::: TASK INPUT :::

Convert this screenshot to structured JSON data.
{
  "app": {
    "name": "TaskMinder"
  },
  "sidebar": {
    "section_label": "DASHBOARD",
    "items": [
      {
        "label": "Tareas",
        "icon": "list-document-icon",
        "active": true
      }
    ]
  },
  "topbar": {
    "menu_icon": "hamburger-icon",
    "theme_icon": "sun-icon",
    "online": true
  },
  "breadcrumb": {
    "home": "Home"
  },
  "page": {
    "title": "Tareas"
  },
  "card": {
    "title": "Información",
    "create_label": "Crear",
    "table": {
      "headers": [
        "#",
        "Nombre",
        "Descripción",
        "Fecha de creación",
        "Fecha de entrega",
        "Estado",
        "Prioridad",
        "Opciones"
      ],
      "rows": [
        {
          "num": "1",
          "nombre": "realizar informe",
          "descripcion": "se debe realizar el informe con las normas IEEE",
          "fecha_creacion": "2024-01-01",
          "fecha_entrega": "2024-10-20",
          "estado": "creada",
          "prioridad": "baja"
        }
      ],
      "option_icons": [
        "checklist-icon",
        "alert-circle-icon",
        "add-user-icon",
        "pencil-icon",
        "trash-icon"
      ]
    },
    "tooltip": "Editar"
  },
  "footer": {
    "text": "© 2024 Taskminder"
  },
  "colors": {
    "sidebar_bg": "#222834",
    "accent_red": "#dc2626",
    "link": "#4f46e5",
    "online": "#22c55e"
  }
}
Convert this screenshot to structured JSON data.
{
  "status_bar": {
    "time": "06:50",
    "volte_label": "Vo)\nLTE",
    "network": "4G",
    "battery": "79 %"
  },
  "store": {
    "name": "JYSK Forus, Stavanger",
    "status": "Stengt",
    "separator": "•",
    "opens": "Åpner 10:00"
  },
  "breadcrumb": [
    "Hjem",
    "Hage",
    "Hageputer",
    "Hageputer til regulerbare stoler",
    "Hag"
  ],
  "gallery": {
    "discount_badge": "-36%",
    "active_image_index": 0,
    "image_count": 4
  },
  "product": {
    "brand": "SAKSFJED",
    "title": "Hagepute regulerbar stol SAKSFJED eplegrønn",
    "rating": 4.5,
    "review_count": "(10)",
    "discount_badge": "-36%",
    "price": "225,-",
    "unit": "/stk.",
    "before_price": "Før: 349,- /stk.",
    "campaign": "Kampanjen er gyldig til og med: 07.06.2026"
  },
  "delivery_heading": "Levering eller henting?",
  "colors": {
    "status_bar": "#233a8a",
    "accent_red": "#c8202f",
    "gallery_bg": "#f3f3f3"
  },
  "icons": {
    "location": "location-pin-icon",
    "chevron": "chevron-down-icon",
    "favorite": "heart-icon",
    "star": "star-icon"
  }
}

:::

» YOUR TASK: Give the entries again in full, exactly as they are written.

» RESPONSE TO THIS EXERCISE:
Convert this screenshot to structured JSON data.
{
  "app": {
    "name": "TaskMinder"
  },
  "sidebar": {
    "section_label": "DASHBOARD",
    "items": [
      {
        "label": "Tareas",
        "icon": "list-document-icon",
        "active": true
      }
    ]
  },
  "topbar": {
    "menu_icon": "hamburger-icon",
    "theme_icon": "sun-icon",
    "online": true
  },
  "breadcrumb": {
    "home": "Home"
  },
  "page": {
    "title": "Tareas"
  },
  "card": {
    "title": "Información",
    "create_label": "Crear",
    "table": {
      "headers": [
        "#",
        "Nombre",
        "Descripción",
        "Fecha de creación",
        "Fecha de entrega",
        "Estado",
        "Prioridad",
        "Opciones"
      ],
      "rows": [
        {
          "num": "1",
          "nombre": "realizar informe",
          "descripcion": "se debe realizar el informe con las normas IEEE",
          "fecha_creacion": "2024-01-01",
          "fecha_entrega": "2024-10-20",
          "estado": "creada",
          "prioridad": "baja"
        }
      ],
      "option_icons": [
        "checklist-icon",
        "alert-circle-icon",
        "add-user-icon",
        "pencil-icon",
        "trash-icon"
      ]
    },
    "tooltip": "Editar"
  },
  "footer": {
    "text": "© 2024 Taskminder"
  },
  "colors": {
    "sidebar_bg": "#222834",
    "accent_red": "#dc2626",
    "link": "#4f46e5",
    "online": "#22c55e"
  }
}
Convert this screenshot to structured JSON data.
{
  "status_bar": {
    "time": "06:50",
    "volte_label": "Vo)\nLTE",
    "network": "4G",
    "battery": "79 %"
  },
  "store": {
    "name": "JYSK Forus, Stavanger",
    "status": "Stengt",
    "separator": "•",
    "opens": "Åpner 10:00"
  },
  "breadcrumb": [
    "Hjem",
    "Hage",
    "Hageputer",
    "Hageputer til regulerbare stoler",
    "Hag"
  ],
  "gallery": {
    "discount_badge": "-36%",
    "active_image_index": 0,
    "image_count": 4
  },
  "product": {
    "brand": "SAKSFJED",
    "title": "Hagepute regulerbar stol SAKSFJED eplegrønn",
    "rating": 4.5,
    "review_count": "(10)",
    "discount_badge": "-36%",
    "price": "225,-",
    "unit": "/stk.",
    "before_price": "Før: 349,- /stk.",
    "campaign": "Kampanjen er gyldig til og med: 07.06.2026"
  },
  "delivery_heading": "Levering eller henting?",
  "colors": {
    "status_bar": "#233a8a",
    "accent_red": "#c8202f",
    "gallery_bg": "#f3f3f3"
  },
  "icons": {
    "location": "location-pin-icon",
    "chevron": "chevron-down-icon",
    "favorite": "heart-icon",
    "star": "star-icon"
  }
}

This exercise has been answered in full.